TASK TO CARRY OUT:
Your answer should be a single number: the count of lines that include the word "name".

RECORD LIST:
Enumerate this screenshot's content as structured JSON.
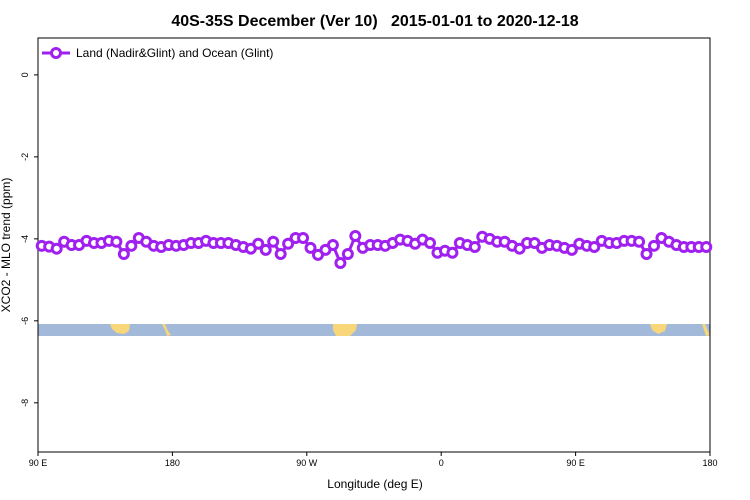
{
  "chart_data": {
    "type": "line",
    "title": "40S-35S December (Ver 10)   2015-01-01 to 2020-12-18",
    "x_label": "Longitude (deg E)",
    "y_label": "XCO2 - MLO trend (ppm)",
    "legend": "top-left",
    "x": [
      92.5,
      97.5,
      102.5,
      107.5,
      112.5,
      117.5,
      122.5,
      127.5,
      132.5,
      137.5,
      142.5,
      147.5,
      152.5,
      157.5,
      162.5,
      167.5,
      172.5,
      177.5,
      182.5,
      187.5,
      192.5,
      197.5,
      202.5,
      207.5,
      212.5,
      217.5,
      222.5,
      227.5,
      232.5,
      237.5,
      242.5,
      247.5,
      252.5,
      257.5,
      262.5,
      267.5,
      272.5,
      277.5,
      282.5,
      287.5,
      292.5,
      297.5,
      302.5,
      307.5,
      312.5,
      317.5,
      322.5,
      327.5,
      332.5,
      337.5,
      342.5,
      347.5,
      352.5,
      357.5,
      362.5,
      367.5,
      372.5,
      377.5,
      382.5,
      387.5,
      392.5,
      397.5,
      402.5,
      407.5,
      412.5,
      417.5,
      422.5,
      427.5,
      432.5,
      437.5,
      442.5,
      447.5,
      452.5,
      457.5,
      462.5,
      467.5,
      472.5,
      477.5,
      482.5,
      487.5,
      492.5,
      497.5,
      502.5,
      507.5,
      512.5,
      517.5,
      522.5,
      527.5,
      532.5,
      537.5
    ],
    "series": [
      {
        "name": "Land (Nadir&Glint) and Ocean (Glint)",
        "color": "#a020f0",
        "values": [
          -4.17,
          -4.19,
          -4.24,
          -4.07,
          -4.15,
          -4.15,
          -4.05,
          -4.1,
          -4.1,
          -4.05,
          -4.07,
          -4.37,
          -4.17,
          -3.98,
          -4.07,
          -4.17,
          -4.2,
          -4.15,
          -4.17,
          -4.15,
          -4.1,
          -4.1,
          -4.05,
          -4.1,
          -4.1,
          -4.1,
          -4.15,
          -4.2,
          -4.24,
          -4.12,
          -4.27,
          -4.07,
          -4.37,
          -4.12,
          -3.98,
          -3.98,
          -4.22,
          -4.39,
          -4.27,
          -4.15,
          -4.59,
          -4.37,
          -3.93,
          -4.22,
          -4.15,
          -4.15,
          -4.17,
          -4.1,
          -4.02,
          -4.05,
          -4.12,
          -4.02,
          -4.1,
          -4.34,
          -4.29,
          -4.34,
          -4.1,
          -4.15,
          -4.2,
          -3.95,
          -4.0,
          -4.07,
          -4.07,
          -4.17,
          -4.24,
          -4.1,
          -4.1,
          -4.22,
          -4.15,
          -4.17,
          -4.22,
          -4.27,
          -4.12,
          -4.17,
          -4.2,
          -4.05,
          -4.1,
          -4.1,
          -4.05,
          -4.05,
          -4.07,
          -4.37,
          -4.17,
          -3.98,
          -4.07,
          -4.15,
          -4.2,
          -4.2,
          -4.2,
          -4.2
        ]
      }
    ],
    "xlim": [
      90,
      540
    ],
    "xticks": [
      {
        "value": 90,
        "label": "90 E"
      },
      180,
      {
        "value": 270,
        "label": "90 W"
      },
      0,
      {
        "value": 450,
        "label": "90 E"
      },
      {
        "value": 540,
        "label": "180"
      }
    ],
    "ylim": [
      -9.2,
      0.9
    ],
    "yticks": [
      0,
      -2,
      -4,
      -6,
      -8
    ]
  }
}
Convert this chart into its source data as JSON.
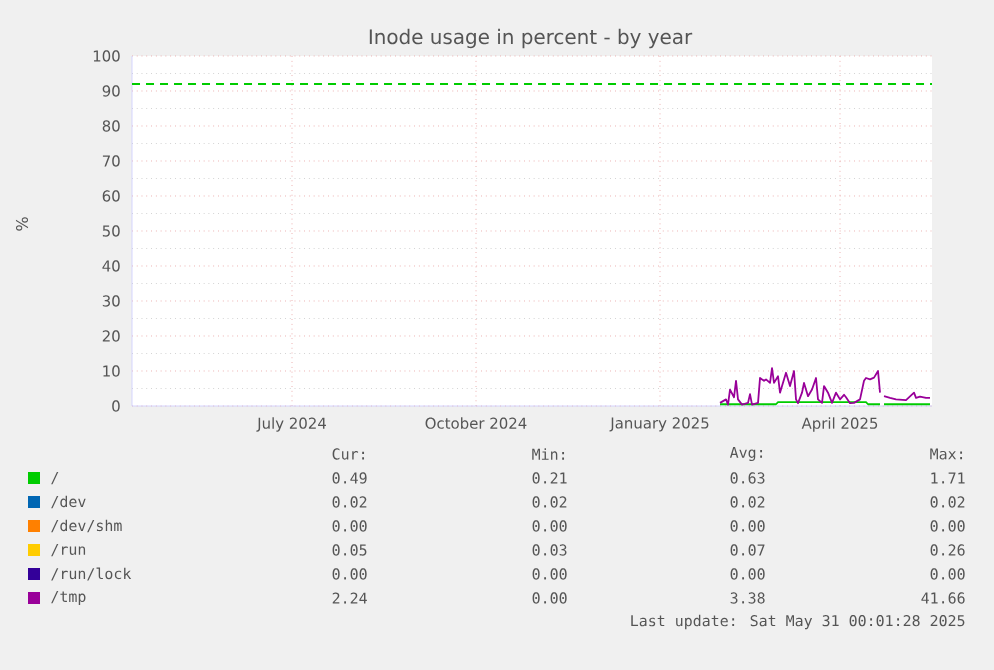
{
  "chart_data": {
    "type": "line",
    "title": "Inode usage in percent - by year",
    "ylabel": "%",
    "xlim": [
      "2024-04-26",
      "2025-05-31"
    ],
    "ylim": [
      0,
      100
    ],
    "xticks": [
      {
        "value": "2024-07-15",
        "label": "July 2024"
      },
      {
        "value": "2024-10-15",
        "label": "October 2024"
      },
      {
        "value": "2025-01-15",
        "label": "January 2025"
      },
      {
        "value": "2025-04-15",
        "label": "April 2025"
      }
    ],
    "yticks": [
      0,
      10,
      20,
      30,
      40,
      50,
      60,
      70,
      80,
      90,
      100
    ],
    "grid": true,
    "legend": "bottom",
    "marker": "none",
    "line_style": "solid",
    "ref_lines": [
      {
        "axis": "y",
        "value": 92,
        "color": "#00cc00",
        "line_style": "dashed"
      }
    ],
    "series": [
      {
        "name": "/",
        "color": "#00cc00",
        "x": [
          "2025-02-14",
          "2025-03-14",
          "2025-03-15",
          "2025-04-28",
          "2025-04-29",
          "2025-05-05",
          "2025-05-06",
          "2025-05-07",
          "2025-05-30"
        ],
        "values": [
          0.5,
          0.5,
          1.1,
          1.1,
          0.5,
          0.5,
          null,
          0.5,
          0.5
        ]
      },
      {
        "name": "/dev",
        "color": "#0066b3"
      },
      {
        "name": "/dev/shm",
        "color": "#ff8000"
      },
      {
        "name": "/run",
        "color": "#ffcc00"
      },
      {
        "name": "/run/lock",
        "color": "#330099"
      },
      {
        "name": "/tmp",
        "color": "#990099",
        "x": [
          "2025-02-14",
          "2025-02-17",
          "2025-02-18",
          "2025-02-19",
          "2025-02-21",
          "2025-02-22",
          "2025-02-23",
          "2025-02-25",
          "2025-02-28",
          "2025-03-01",
          "2025-03-02",
          "2025-03-05",
          "2025-03-06",
          "2025-03-08",
          "2025-03-09",
          "2025-03-11",
          "2025-03-12",
          "2025-03-13",
          "2025-03-15",
          "2025-03-16",
          "2025-03-18",
          "2025-03-19",
          "2025-03-21",
          "2025-03-23",
          "2025-03-24",
          "2025-03-25",
          "2025-03-27",
          "2025-03-28",
          "2025-03-30",
          "2025-04-01",
          "2025-04-03",
          "2025-04-04",
          "2025-04-06",
          "2025-04-07",
          "2025-04-09",
          "2025-04-11",
          "2025-04-13",
          "2025-04-15",
          "2025-04-17",
          "2025-04-18",
          "2025-04-20",
          "2025-04-22",
          "2025-04-25",
          "2025-04-27",
          "2025-04-28",
          "2025-04-30",
          "2025-05-02",
          "2025-05-04",
          "2025-05-05",
          "2025-05-06",
          "2025-05-07",
          "2025-05-10",
          "2025-05-13",
          "2025-05-18",
          "2025-05-22",
          "2025-05-23",
          "2025-05-25",
          "2025-05-28",
          "2025-05-30"
        ],
        "values": [
          0.9,
          1.9,
          0.4,
          4.7,
          2.5,
          7.2,
          1.9,
          0.4,
          0.9,
          3.4,
          0.4,
          0.9,
          8.0,
          7.2,
          7.6,
          6.6,
          10.8,
          6.6,
          8.5,
          3.8,
          7.6,
          9.5,
          5.7,
          10.0,
          1.9,
          0.8,
          3.8,
          6.6,
          2.8,
          4.7,
          8.0,
          1.9,
          0.9,
          5.7,
          3.8,
          0.9,
          3.8,
          1.9,
          3.2,
          2.5,
          0.8,
          0.9,
          1.9,
          7.2,
          8.0,
          7.6,
          8.1,
          10.0,
          3.8,
          null,
          2.8,
          2.3,
          1.9,
          1.7,
          3.8,
          2.3,
          2.7,
          2.3,
          2.3
        ]
      }
    ],
    "annotations": [
      "Cur:",
      "Min:",
      "Avg:",
      "Max:",
      "0.49",
      "0.21",
      "0.63",
      "1.71",
      "0.02",
      "0.02",
      "0.02",
      "0.02",
      "0.00",
      "0.00",
      "0.00",
      "0.00",
      "0.05",
      "0.03",
      "0.07",
      "0.26",
      "0.00",
      "0.00",
      "0.00",
      "0.00",
      "2.24",
      "0.00",
      "3.38",
      "41.66",
      "Last update: Sat May 31 00:01:28 2025"
    ]
  }
}
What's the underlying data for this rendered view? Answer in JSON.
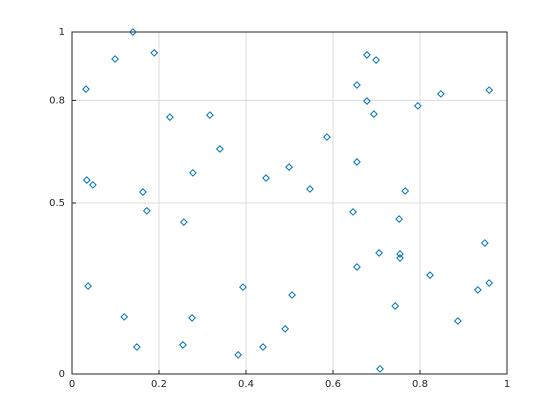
{
  "chart_data": {
    "type": "scatter",
    "marker": "diamond",
    "color": "#0072bd",
    "xlim": [
      0,
      1
    ],
    "ylim": [
      0,
      1
    ],
    "xticks": [
      0,
      0.2,
      0.4,
      0.6,
      0.8,
      1
    ],
    "yticks": [
      0,
      0.5,
      0.8,
      1
    ],
    "grid": true,
    "x": [
      0.14,
      0.099,
      0.189,
      0.032,
      0.225,
      0.317,
      0.34,
      0.278,
      0.034,
      0.048,
      0.163,
      0.172,
      0.257,
      0.446,
      0.499,
      0.547,
      0.586,
      0.678,
      0.699,
      0.655,
      0.678,
      0.694,
      0.795,
      0.848,
      0.959,
      0.655,
      0.766,
      0.646,
      0.752,
      0.949,
      0.037,
      0.706,
      0.754,
      0.754,
      0.655,
      0.823,
      0.959,
      0.933,
      0.393,
      0.506,
      0.12,
      0.276,
      0.743,
      0.887,
      0.49,
      0.149,
      0.255,
      0.382,
      0.439,
      0.708
    ],
    "values": [
      1.0,
      0.921,
      0.939,
      0.833,
      0.751,
      0.757,
      0.658,
      0.588,
      0.567,
      0.553,
      0.532,
      0.477,
      0.444,
      0.573,
      0.605,
      0.541,
      0.693,
      0.933,
      0.918,
      0.845,
      0.798,
      0.76,
      0.784,
      0.819,
      0.83,
      0.62,
      0.535,
      0.474,
      0.453,
      0.383,
      0.257,
      0.354,
      0.351,
      0.339,
      0.313,
      0.289,
      0.266,
      0.246,
      0.254,
      0.231,
      0.167,
      0.164,
      0.199,
      0.155,
      0.132,
      0.079,
      0.085,
      0.056,
      0.079,
      0.015
    ]
  }
}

ANSWER TO THE EXERCISE:
7